■ Aim
In the records below, work out how many lines hold the word "Tuesday". Report the number alone.

■ Given information
/---

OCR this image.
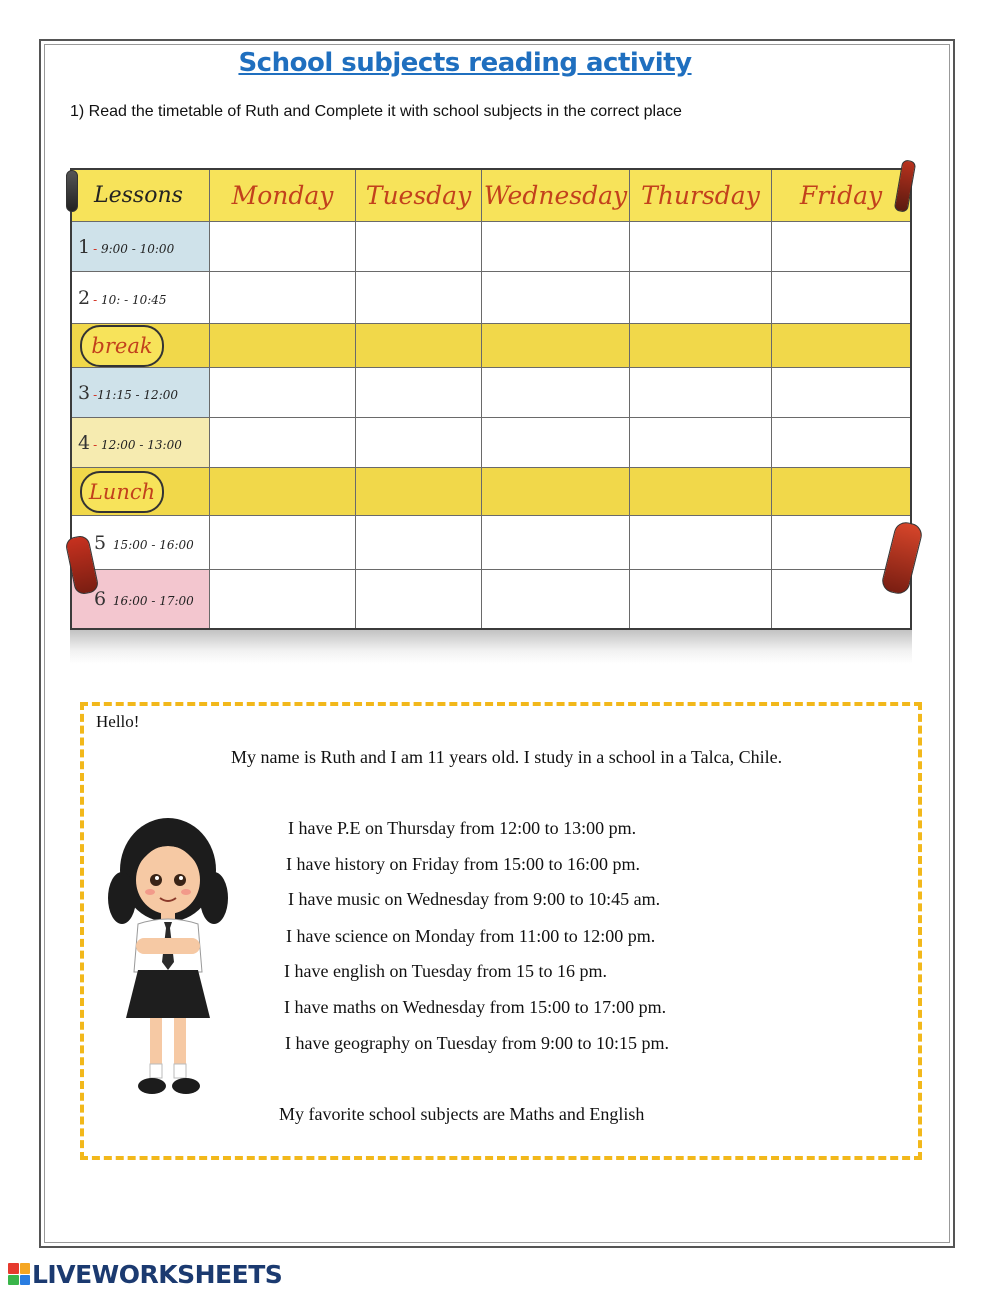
School subjects reading activity
1) Read the timetable of Ruth and Complete it with school subjects in the correct place
Lessons	Monday	Tuesday Wednesday Thursday	Friday
1 - 9:00 - 10:00
2 - 10: - 10:45
break
3 -11:15 - 12:00
4 - 12:00 - 13:00
Lunch
5 15:00 - 16:00
6 16:00 - 17:00
Hello!
My name is Ruth and I am 11 years old. I study in a school in a Talca, Chile.
I have P.E on Thursday from 12:00 to 13:00 pm.
I have history on Friday from 15:00 to 16:00 pm.
I have music on Wednesday from 9:00 to 10:45 am.
I have science on Monday from 11:00 to 12:00 pm.
I have english on Tuesday from 15 to 16 pm.
I have maths on Wednesday from 15:00 to 17:00 pm.
I have geography on Tuesday from 9:00 to 10:15 pm.
My favorite school subjects are Maths and English
LIVEWORKSHEETS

\---

■ Correct answer
3